-- start MATERIAL TO PROCESS --
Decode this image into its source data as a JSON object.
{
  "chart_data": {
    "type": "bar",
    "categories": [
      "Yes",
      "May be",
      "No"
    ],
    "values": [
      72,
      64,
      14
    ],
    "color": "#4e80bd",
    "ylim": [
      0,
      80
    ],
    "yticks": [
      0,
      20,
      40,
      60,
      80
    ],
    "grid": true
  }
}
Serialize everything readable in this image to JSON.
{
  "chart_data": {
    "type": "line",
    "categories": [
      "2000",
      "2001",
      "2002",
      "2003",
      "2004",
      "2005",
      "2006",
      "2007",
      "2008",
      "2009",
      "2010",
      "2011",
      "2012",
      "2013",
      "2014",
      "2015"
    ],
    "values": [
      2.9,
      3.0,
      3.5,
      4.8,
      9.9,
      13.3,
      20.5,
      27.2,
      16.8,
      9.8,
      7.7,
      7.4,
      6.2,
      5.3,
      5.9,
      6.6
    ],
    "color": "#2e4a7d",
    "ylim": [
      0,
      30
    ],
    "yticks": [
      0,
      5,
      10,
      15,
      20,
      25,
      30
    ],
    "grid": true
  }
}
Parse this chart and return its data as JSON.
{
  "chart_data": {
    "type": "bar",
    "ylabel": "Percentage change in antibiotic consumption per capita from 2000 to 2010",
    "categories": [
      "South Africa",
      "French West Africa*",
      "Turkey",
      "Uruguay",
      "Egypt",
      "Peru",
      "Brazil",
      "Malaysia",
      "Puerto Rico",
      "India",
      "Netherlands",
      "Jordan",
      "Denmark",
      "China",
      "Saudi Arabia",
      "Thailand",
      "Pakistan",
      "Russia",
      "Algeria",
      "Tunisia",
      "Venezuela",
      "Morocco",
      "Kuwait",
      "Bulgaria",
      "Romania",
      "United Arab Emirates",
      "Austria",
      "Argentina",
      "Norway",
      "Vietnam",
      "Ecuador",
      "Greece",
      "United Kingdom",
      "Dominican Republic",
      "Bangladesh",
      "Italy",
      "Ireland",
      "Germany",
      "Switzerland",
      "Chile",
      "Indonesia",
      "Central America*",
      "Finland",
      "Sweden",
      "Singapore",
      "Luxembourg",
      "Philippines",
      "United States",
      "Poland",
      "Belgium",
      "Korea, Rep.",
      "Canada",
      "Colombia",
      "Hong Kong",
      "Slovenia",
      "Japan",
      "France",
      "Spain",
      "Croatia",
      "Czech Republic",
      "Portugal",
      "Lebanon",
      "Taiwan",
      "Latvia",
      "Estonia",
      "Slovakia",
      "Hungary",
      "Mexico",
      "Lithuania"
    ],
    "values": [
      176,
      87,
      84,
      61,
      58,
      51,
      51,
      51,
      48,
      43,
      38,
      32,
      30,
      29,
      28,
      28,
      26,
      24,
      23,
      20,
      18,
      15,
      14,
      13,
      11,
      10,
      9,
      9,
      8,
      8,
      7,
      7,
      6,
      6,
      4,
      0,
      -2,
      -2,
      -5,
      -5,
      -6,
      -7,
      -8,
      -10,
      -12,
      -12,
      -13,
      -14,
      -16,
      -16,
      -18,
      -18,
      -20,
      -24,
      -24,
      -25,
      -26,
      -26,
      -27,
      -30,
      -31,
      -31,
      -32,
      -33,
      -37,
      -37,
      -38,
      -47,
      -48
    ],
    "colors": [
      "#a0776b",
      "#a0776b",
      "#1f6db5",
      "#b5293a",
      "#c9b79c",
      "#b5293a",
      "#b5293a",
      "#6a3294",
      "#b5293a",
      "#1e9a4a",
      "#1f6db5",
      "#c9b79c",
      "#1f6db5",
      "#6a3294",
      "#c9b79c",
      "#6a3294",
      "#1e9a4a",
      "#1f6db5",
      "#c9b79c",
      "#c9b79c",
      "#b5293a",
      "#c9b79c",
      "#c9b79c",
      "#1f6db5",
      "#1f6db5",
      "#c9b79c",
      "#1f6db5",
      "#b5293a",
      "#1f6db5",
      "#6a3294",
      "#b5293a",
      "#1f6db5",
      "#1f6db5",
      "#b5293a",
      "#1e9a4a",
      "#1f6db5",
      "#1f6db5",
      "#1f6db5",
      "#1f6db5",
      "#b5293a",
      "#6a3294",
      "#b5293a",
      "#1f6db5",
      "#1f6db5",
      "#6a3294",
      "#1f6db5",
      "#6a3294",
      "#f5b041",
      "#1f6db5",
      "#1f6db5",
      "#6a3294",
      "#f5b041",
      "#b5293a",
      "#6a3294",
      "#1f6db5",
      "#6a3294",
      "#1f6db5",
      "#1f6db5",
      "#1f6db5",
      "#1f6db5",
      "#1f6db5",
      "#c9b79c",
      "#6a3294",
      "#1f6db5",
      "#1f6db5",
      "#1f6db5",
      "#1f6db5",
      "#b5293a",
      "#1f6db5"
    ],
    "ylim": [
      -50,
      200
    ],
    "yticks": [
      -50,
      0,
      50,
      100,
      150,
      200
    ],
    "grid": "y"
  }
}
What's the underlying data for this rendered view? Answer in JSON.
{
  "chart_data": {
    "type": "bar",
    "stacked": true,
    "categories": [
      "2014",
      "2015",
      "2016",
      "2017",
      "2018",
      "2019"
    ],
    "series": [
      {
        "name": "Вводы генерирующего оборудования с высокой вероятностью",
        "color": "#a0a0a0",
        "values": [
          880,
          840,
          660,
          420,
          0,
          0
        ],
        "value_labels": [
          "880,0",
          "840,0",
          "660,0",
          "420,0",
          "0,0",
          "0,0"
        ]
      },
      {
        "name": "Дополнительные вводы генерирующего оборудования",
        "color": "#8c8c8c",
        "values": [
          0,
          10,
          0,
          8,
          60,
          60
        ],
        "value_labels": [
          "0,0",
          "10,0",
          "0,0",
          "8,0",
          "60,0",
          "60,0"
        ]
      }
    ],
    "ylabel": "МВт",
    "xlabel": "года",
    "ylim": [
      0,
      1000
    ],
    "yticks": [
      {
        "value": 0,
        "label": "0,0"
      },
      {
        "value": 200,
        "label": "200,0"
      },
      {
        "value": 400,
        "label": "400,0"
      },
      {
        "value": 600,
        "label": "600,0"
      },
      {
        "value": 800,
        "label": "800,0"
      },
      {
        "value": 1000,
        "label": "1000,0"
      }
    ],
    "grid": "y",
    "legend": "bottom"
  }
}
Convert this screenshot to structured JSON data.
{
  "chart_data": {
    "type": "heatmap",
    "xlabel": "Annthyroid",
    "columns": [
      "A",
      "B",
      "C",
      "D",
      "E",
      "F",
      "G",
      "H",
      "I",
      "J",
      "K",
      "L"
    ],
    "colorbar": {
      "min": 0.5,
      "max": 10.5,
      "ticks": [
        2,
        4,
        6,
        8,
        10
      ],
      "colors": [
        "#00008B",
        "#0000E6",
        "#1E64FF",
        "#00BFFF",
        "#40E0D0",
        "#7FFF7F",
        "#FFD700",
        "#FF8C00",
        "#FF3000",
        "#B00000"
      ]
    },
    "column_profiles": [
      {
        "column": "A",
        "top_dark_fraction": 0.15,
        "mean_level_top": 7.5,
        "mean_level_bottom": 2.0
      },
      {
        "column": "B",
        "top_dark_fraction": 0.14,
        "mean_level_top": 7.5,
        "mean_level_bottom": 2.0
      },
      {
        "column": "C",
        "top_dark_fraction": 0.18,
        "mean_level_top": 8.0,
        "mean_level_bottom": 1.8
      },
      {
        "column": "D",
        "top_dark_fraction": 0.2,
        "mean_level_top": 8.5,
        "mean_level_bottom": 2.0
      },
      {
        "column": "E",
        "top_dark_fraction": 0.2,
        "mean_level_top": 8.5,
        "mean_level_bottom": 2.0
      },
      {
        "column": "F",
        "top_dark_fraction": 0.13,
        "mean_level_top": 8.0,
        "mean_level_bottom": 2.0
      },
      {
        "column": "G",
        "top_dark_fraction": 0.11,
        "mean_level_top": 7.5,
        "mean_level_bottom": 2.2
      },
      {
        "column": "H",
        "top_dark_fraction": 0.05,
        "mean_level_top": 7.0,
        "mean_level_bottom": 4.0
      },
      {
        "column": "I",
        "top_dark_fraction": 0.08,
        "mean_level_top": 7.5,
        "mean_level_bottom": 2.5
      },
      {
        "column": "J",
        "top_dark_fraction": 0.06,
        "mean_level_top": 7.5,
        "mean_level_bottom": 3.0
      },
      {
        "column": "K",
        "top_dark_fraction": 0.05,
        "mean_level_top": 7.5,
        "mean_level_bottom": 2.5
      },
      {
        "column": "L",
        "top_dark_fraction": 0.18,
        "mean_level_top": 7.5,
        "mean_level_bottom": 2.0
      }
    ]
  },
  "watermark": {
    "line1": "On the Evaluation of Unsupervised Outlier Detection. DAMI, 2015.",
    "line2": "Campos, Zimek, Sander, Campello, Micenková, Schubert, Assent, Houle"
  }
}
-- end MATERIAL TO PROCESS --
* **GIVEN TASK**: In the entries above, locate every line with the word "оборудования" and copy it.

* **FINAL ANSWER**:
        "name": "Вводы генерирующего оборудования с высокой вероятностью",
        "name": "Дополнительные вводы генерирующего оборудования",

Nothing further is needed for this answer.